• Task details:
Keep the pictures out and restate every record exactly.

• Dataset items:
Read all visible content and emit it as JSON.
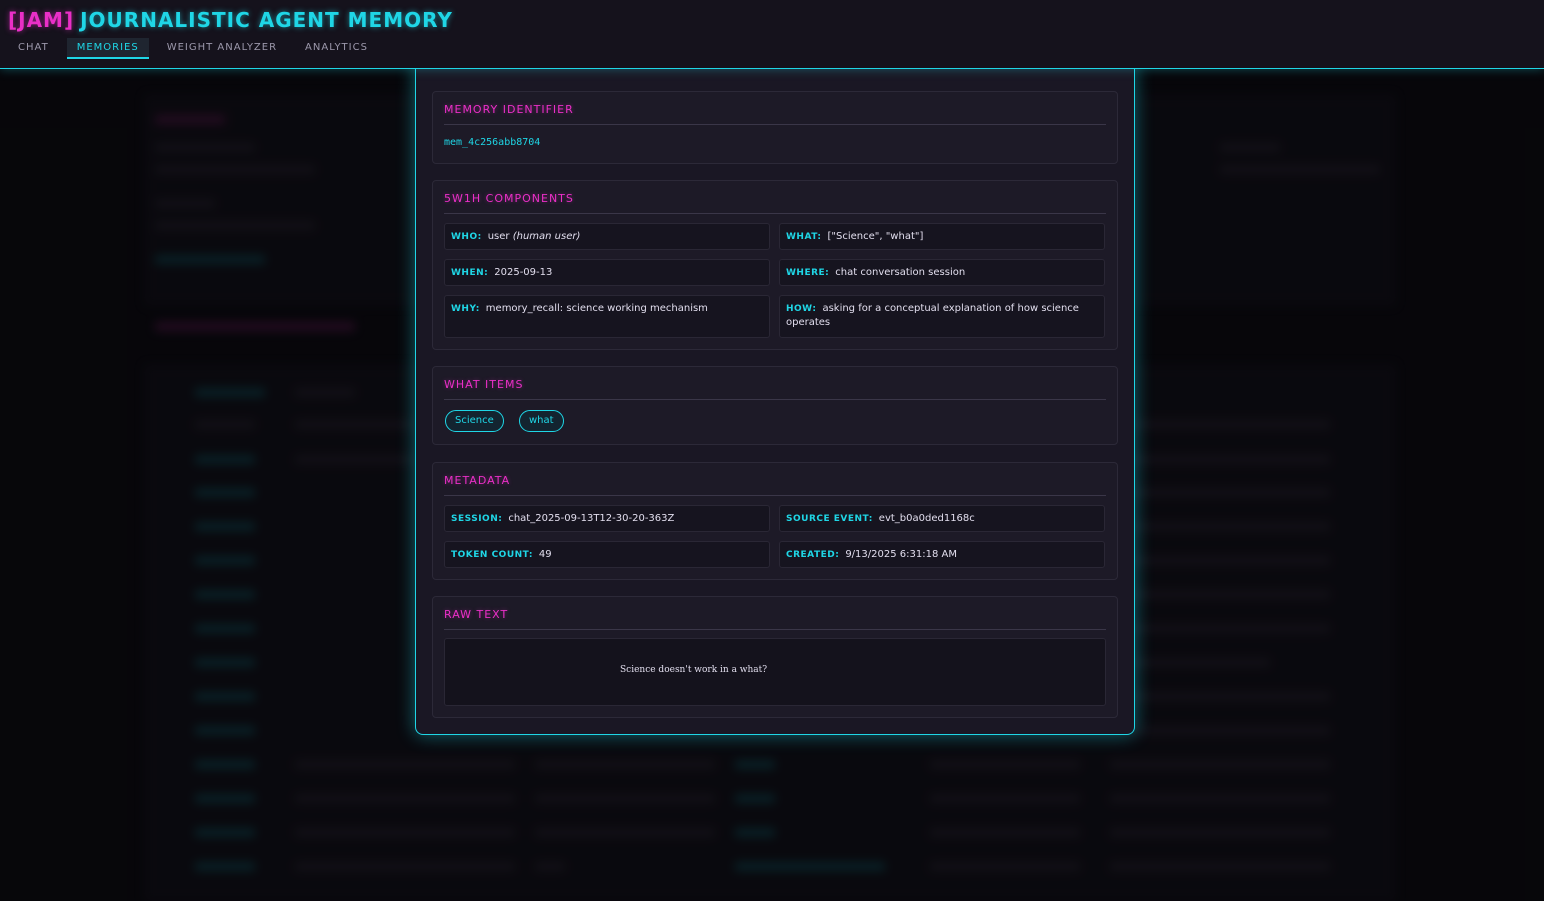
{
  "header": {
    "brand_tag": "[JAM]",
    "brand_name": "JOURNALISTIC AGENT MEMORY",
    "tabs": [
      {
        "label": "CHAT"
      },
      {
        "label": "MEMORIES"
      },
      {
        "label": "WEIGHT ANALYZER"
      },
      {
        "label": "ANALYTICS"
      }
    ],
    "active_tab": "MEMORIES"
  },
  "modal": {
    "identifier": {
      "title": "MEMORY IDENTIFIER",
      "value": "mem_4c256abb8704"
    },
    "components": {
      "title": "5W1H COMPONENTS",
      "who_label": "WHO:",
      "who_value": "user",
      "who_extra": "(human user)",
      "what_label": "WHAT:",
      "what_value": "[\"Science\", \"what\"]",
      "when_label": "WHEN:",
      "when_value": "2025-09-13",
      "where_label": "WHERE:",
      "where_value": "chat conversation session",
      "why_label": "WHY:",
      "why_value": "memory_recall: science working mechanism",
      "how_label": "HOW:",
      "how_value": "asking for a conceptual explanation of how science operates"
    },
    "what_items": {
      "title": "WHAT ITEMS",
      "items": [
        "Science",
        "what"
      ]
    },
    "metadata": {
      "title": "METADATA",
      "session_label": "SESSION:",
      "session_value": "chat_2025-09-13T12-30-20-363Z",
      "source_label": "SOURCE EVENT:",
      "source_value": "evt_b0a0ded1168c",
      "tokens_label": "TOKEN COUNT:",
      "tokens_value": "49",
      "created_label": "CREATED:",
      "created_value": "9/13/2025 6:31:18 AM"
    },
    "raw": {
      "title": "RAW TEXT",
      "text": "Science doesn't work in a what?"
    }
  },
  "colors": {
    "cyan": "#1fd6e6",
    "magenta": "#ea2fc7",
    "background": "#0b0a10",
    "panel": "#1a1724"
  }
}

• Exercise answer:
Read all visible content and emit it as JSON.
{
  "header": {
    "brand_tag": "[JAM]",
    "brand_name": "JOURNALISTIC AGENT MEMORY",
    "tabs": [
      {
        "label": "CHAT"
      },
      {
        "label": "MEMORIES"
      },
      {
        "label": "WEIGHT ANALYZER"
      },
      {
        "label": "ANALYTICS"
      }
    ],
    "active_tab": "MEMORIES"
  },
  "modal": {
    "identifier": {
      "title": "MEMORY IDENTIFIER",
      "value": "mem_4c256abb8704"
    },
    "components": {
      "title": "5W1H COMPONENTS",
      "who_label": "WHO:",
      "who_value": "user",
      "who_extra": "(human user)",
      "what_label": "WHAT:",
      "what_value": "[\"Science\", \"what\"]",
      "when_label": "WHEN:",
      "when_value": "2025-09-13",
      "where_label": "WHERE:",
      "where_value": "chat conversation session",
      "why_label": "WHY:",
      "why_value": "memory_recall: science working mechanism",
      "how_label": "HOW:",
      "how_value": "asking for a conceptual explanation of how science operates"
    },
    "what_items": {
      "title": "WHAT ITEMS",
      "items": [
        "Science",
        "what"
      ]
    },
    "metadata": {
      "title": "METADATA",
      "session_label": "SESSION:",
      "session_value": "chat_2025-09-13T12-30-20-363Z",
      "source_label": "SOURCE EVENT:",
      "source_value": "evt_b0a0ded1168c",
      "tokens_label": "TOKEN COUNT:",
      "tokens_value": "49",
      "created_label": "CREATED:",
      "created_value": "9/13/2025 6:31:18 AM"
    },
    "raw": {
      "title": "RAW TEXT",
      "text": "Science doesn't work in a what?"
    }
  },
  "colors": {
    "cyan": "#1fd6e6",
    "magenta": "#ea2fc7",
    "background": "#0b0a10",
    "panel": "#1a1724"
  }
}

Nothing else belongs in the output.